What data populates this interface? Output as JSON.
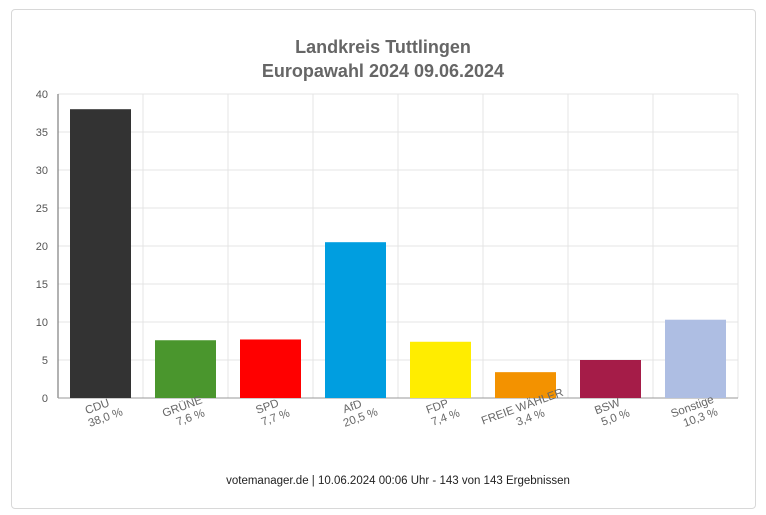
{
  "chart_data": {
    "type": "bar",
    "title": "Landkreis Tuttlingen",
    "subtitle": "Europawahl 2024 09.06.2024",
    "categories": [
      "CDU",
      "GRÜNE",
      "SPD",
      "AfD",
      "FDP",
      "FREIE WÄHLER",
      "BSW",
      "Sonstige"
    ],
    "values": [
      38.0,
      7.6,
      7.7,
      20.5,
      7.4,
      3.4,
      5.0,
      10.3
    ],
    "value_labels": [
      "38,0 %",
      "7,6 %",
      "7,7 %",
      "20,5 %",
      "7,4 %",
      "3,4 %",
      "5,0 %",
      "10,3 %"
    ],
    "colors": [
      "#333333",
      "#4a962d",
      "#ff0000",
      "#009ee0",
      "#ffed00",
      "#f39200",
      "#a51c48",
      "#aebee3"
    ],
    "ylim": [
      0,
      40
    ],
    "yticks": [
      0,
      5,
      10,
      15,
      20,
      25,
      30,
      35,
      40
    ],
    "grid": true,
    "legend": "none"
  },
  "footer": "votemanager.de | 10.06.2024 00:06 Uhr - 143 von 143 Ergebnissen"
}
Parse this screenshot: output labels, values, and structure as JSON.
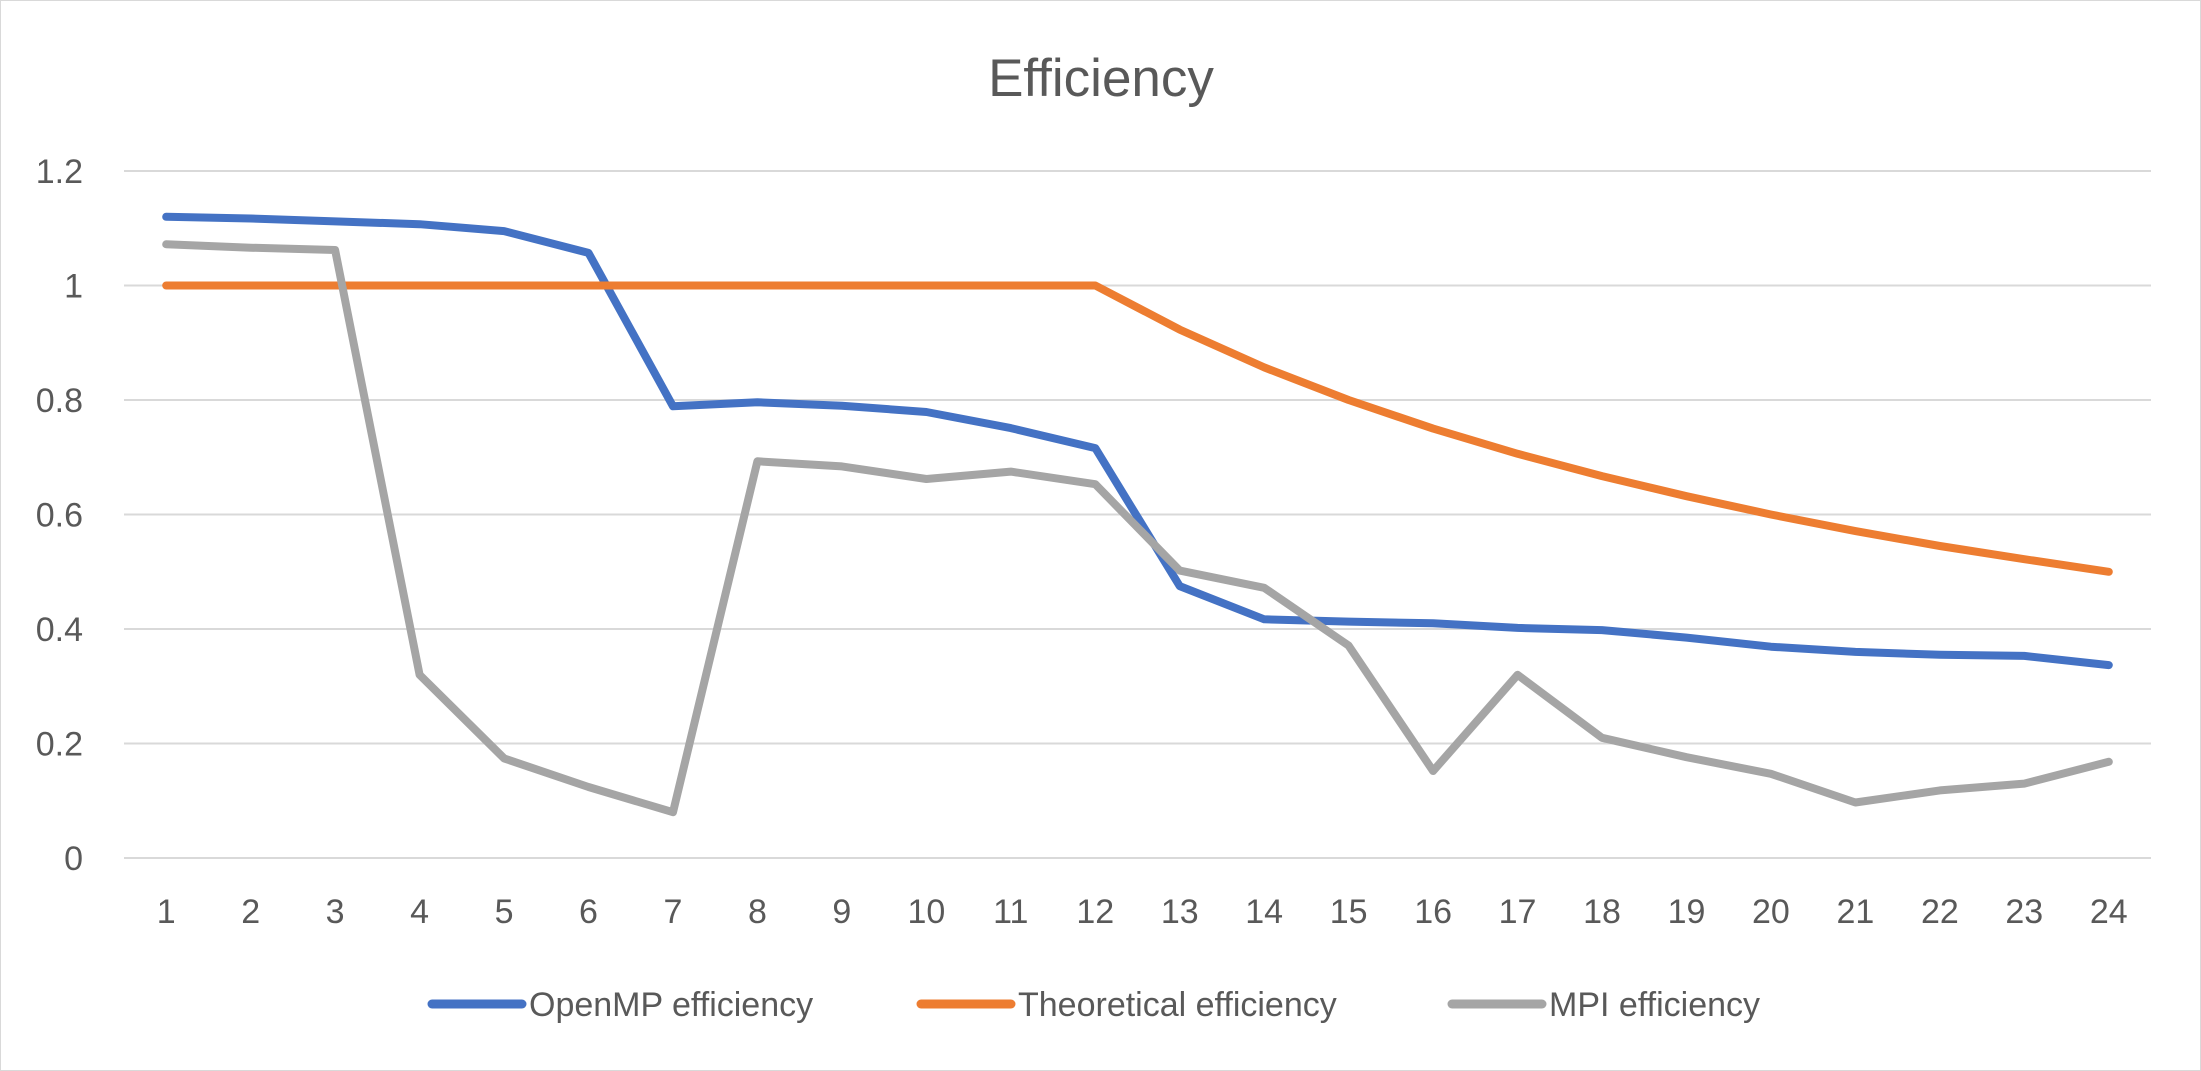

#####

Given problem
Exclude the images, then output the data above word for word.

Reply
What data populates this interface? Output as JSON.
{
  "chart_data": {
    "type": "bar",
    "title": "Landkreis Tuttlingen",
    "subtitle": "Europawahl 2024 09.06.2024",
    "categories": [
      "CDU",
      "GRÜNE",
      "SPD",
      "AfD",
      "FDP",
      "FREIE WÄHLER",
      "BSW",
      "Sonstige"
    ],
    "values": [
      38.0,
      7.6,
      7.7,
      20.5,
      7.4,
      3.4,
      5.0,
      10.3
    ],
    "value_labels": [
      "38,0 %",
      "7,6 %",
      "7,7 %",
      "20,5 %",
      "7,4 %",
      "3,4 %",
      "5,0 %",
      "10,3 %"
    ],
    "colors": [
      "#333333",
      "#4a962d",
      "#ff0000",
      "#009ee0",
      "#ffed00",
      "#f39200",
      "#a51c48",
      "#aebee3"
    ],
    "ylim": [
      0,
      40
    ],
    "yticks": [
      0,
      5,
      10,
      15,
      20,
      25,
      30,
      35,
      40
    ],
    "grid": true,
    "legend": "none"
  },
  "footer": "votemanager.de | 10.06.2024 00:06 Uhr - 143 von 143 Ergebnissen"
}
Parse this screenshot: output labels, values, and structure as JSON.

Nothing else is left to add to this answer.